> _BRIEF_
Take the material below and retype it in full; pictures are left out.

> _DATA RECORDS_
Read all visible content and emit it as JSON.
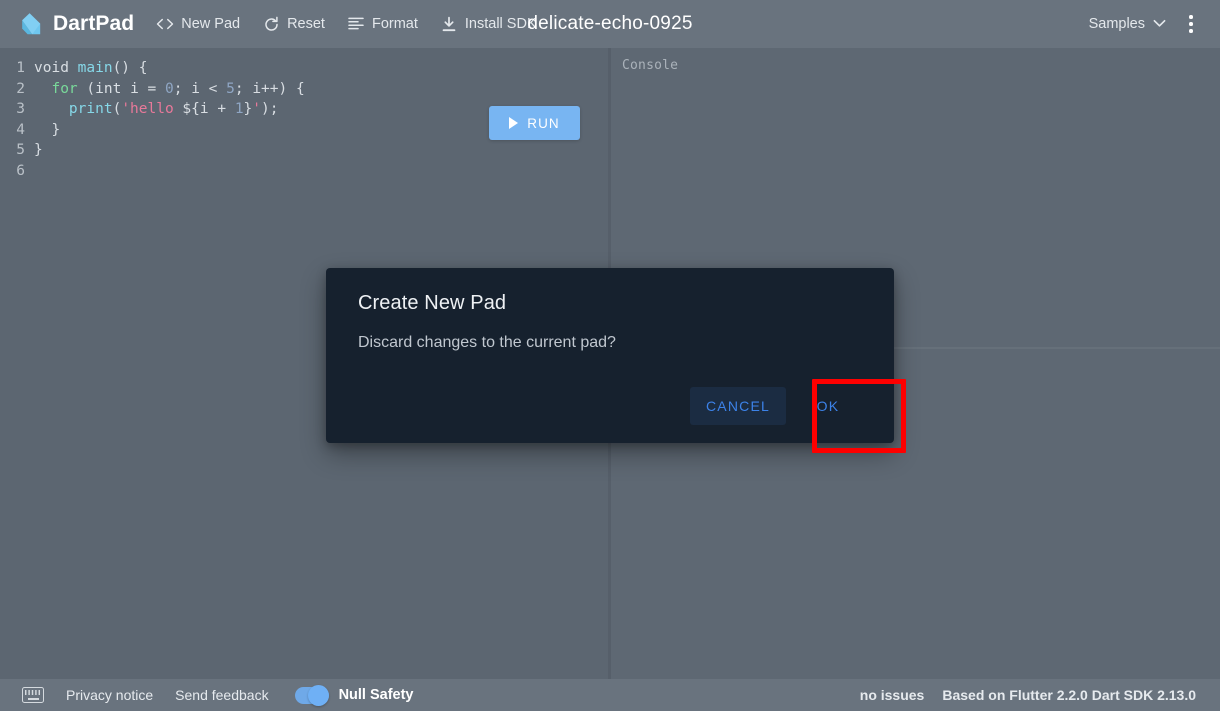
{
  "app": {
    "name": "DartPad"
  },
  "header": {
    "brand": "DartPad",
    "pad_title": "delicate-echo-0925",
    "buttons": [
      {
        "label": "New Pad",
        "icon": "code-brackets-icon"
      },
      {
        "label": "Reset",
        "icon": "refresh-icon"
      },
      {
        "label": "Format",
        "icon": "format-align-icon"
      },
      {
        "label": "Install SDK",
        "icon": "download-icon"
      }
    ],
    "samples_label": "Samples",
    "samples_icon": "chevron-down-icon",
    "more_icon": "kebab-menu-icon"
  },
  "editor": {
    "run_label": "RUN",
    "run_icon": "play-icon",
    "lines": [
      {
        "n": "1",
        "tokens": [
          {
            "t": "void",
            "c": "k-void"
          },
          {
            "t": " ",
            "c": "k-plain"
          },
          {
            "t": "main",
            "c": "k-fn"
          },
          {
            "t": "() {",
            "c": "k-punct"
          }
        ]
      },
      {
        "n": "2",
        "tokens": [
          {
            "t": "  ",
            "c": "k-plain"
          },
          {
            "t": "for",
            "c": "k-kw"
          },
          {
            "t": " (",
            "c": "k-punct"
          },
          {
            "t": "int",
            "c": "k-type"
          },
          {
            "t": " i = ",
            "c": "k-plain"
          },
          {
            "t": "0",
            "c": "k-num"
          },
          {
            "t": "; i < ",
            "c": "k-plain"
          },
          {
            "t": "5",
            "c": "k-num"
          },
          {
            "t": "; i++) {",
            "c": "k-plain"
          }
        ]
      },
      {
        "n": "3",
        "tokens": [
          {
            "t": "    ",
            "c": "k-plain"
          },
          {
            "t": "print",
            "c": "k-fn"
          },
          {
            "t": "(",
            "c": "k-punct"
          },
          {
            "t": "'hello ",
            "c": "k-str"
          },
          {
            "t": "${i + ",
            "c": "k-plain"
          },
          {
            "t": "1",
            "c": "k-num"
          },
          {
            "t": "}",
            "c": "k-plain"
          },
          {
            "t": "'",
            "c": "k-str"
          },
          {
            "t": ");",
            "c": "k-punct"
          }
        ]
      },
      {
        "n": "4",
        "tokens": [
          {
            "t": "  }",
            "c": "k-punct"
          }
        ]
      },
      {
        "n": "5",
        "tokens": [
          {
            "t": "}",
            "c": "k-punct"
          }
        ]
      },
      {
        "n": "6",
        "tokens": [
          {
            "t": "",
            "c": "k-plain"
          }
        ]
      }
    ]
  },
  "console": {
    "label": "Console",
    "output": ""
  },
  "dialog": {
    "title": "Create New Pad",
    "message": "Discard changes to the current pad?",
    "cancel_label": "CANCEL",
    "ok_label": "OK"
  },
  "footer": {
    "keyboard_icon": "keyboard-icon",
    "privacy_label": "Privacy notice",
    "feedback_label": "Send feedback",
    "null_safety_label": "Null Safety",
    "null_safety_on": true,
    "issues_label": "no issues",
    "version_label": "Based on Flutter 2.2.0 Dart SDK 2.13.0"
  },
  "colors": {
    "header_bg": "#69737e",
    "editor_bg": "#5c6671",
    "console_bg": "#5e6873",
    "dialog_bg": "#16212e",
    "accent_blue": "#78b5f2",
    "dialog_action_blue": "#3c82e8",
    "highlight_red": "#fe0000"
  }
}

> _RESULT OF THIS EXERCISE_
Read all visible content and emit it as JSON.
{
  "app": {
    "name": "DartPad"
  },
  "header": {
    "brand": "DartPad",
    "pad_title": "delicate-echo-0925",
    "buttons": [
      {
        "label": "New Pad",
        "icon": "code-brackets-icon"
      },
      {
        "label": "Reset",
        "icon": "refresh-icon"
      },
      {
        "label": "Format",
        "icon": "format-align-icon"
      },
      {
        "label": "Install SDK",
        "icon": "download-icon"
      }
    ],
    "samples_label": "Samples",
    "samples_icon": "chevron-down-icon",
    "more_icon": "kebab-menu-icon"
  },
  "editor": {
    "run_label": "RUN",
    "run_icon": "play-icon",
    "lines": [
      {
        "n": "1",
        "tokens": [
          {
            "t": "void",
            "c": "k-void"
          },
          {
            "t": " ",
            "c": "k-plain"
          },
          {
            "t": "main",
            "c": "k-fn"
          },
          {
            "t": "() {",
            "c": "k-punct"
          }
        ]
      },
      {
        "n": "2",
        "tokens": [
          {
            "t": "  ",
            "c": "k-plain"
          },
          {
            "t": "for",
            "c": "k-kw"
          },
          {
            "t": " (",
            "c": "k-punct"
          },
          {
            "t": "int",
            "c": "k-type"
          },
          {
            "t": " i = ",
            "c": "k-plain"
          },
          {
            "t": "0",
            "c": "k-num"
          },
          {
            "t": "; i < ",
            "c": "k-plain"
          },
          {
            "t": "5",
            "c": "k-num"
          },
          {
            "t": "; i++) {",
            "c": "k-plain"
          }
        ]
      },
      {
        "n": "3",
        "tokens": [
          {
            "t": "    ",
            "c": "k-plain"
          },
          {
            "t": "print",
            "c": "k-fn"
          },
          {
            "t": "(",
            "c": "k-punct"
          },
          {
            "t": "'hello ",
            "c": "k-str"
          },
          {
            "t": "${i + ",
            "c": "k-plain"
          },
          {
            "t": "1",
            "c": "k-num"
          },
          {
            "t": "}",
            "c": "k-plain"
          },
          {
            "t": "'",
            "c": "k-str"
          },
          {
            "t": ");",
            "c": "k-punct"
          }
        ]
      },
      {
        "n": "4",
        "tokens": [
          {
            "t": "  }",
            "c": "k-punct"
          }
        ]
      },
      {
        "n": "5",
        "tokens": [
          {
            "t": "}",
            "c": "k-punct"
          }
        ]
      },
      {
        "n": "6",
        "tokens": [
          {
            "t": "",
            "c": "k-plain"
          }
        ]
      }
    ]
  },
  "console": {
    "label": "Console",
    "output": ""
  },
  "dialog": {
    "title": "Create New Pad",
    "message": "Discard changes to the current pad?",
    "cancel_label": "CANCEL",
    "ok_label": "OK"
  },
  "footer": {
    "keyboard_icon": "keyboard-icon",
    "privacy_label": "Privacy notice",
    "feedback_label": "Send feedback",
    "null_safety_label": "Null Safety",
    "null_safety_on": true,
    "issues_label": "no issues",
    "version_label": "Based on Flutter 2.2.0 Dart SDK 2.13.0"
  },
  "colors": {
    "header_bg": "#69737e",
    "editor_bg": "#5c6671",
    "console_bg": "#5e6873",
    "dialog_bg": "#16212e",
    "accent_blue": "#78b5f2",
    "dialog_action_blue": "#3c82e8",
    "highlight_red": "#fe0000"
  }
}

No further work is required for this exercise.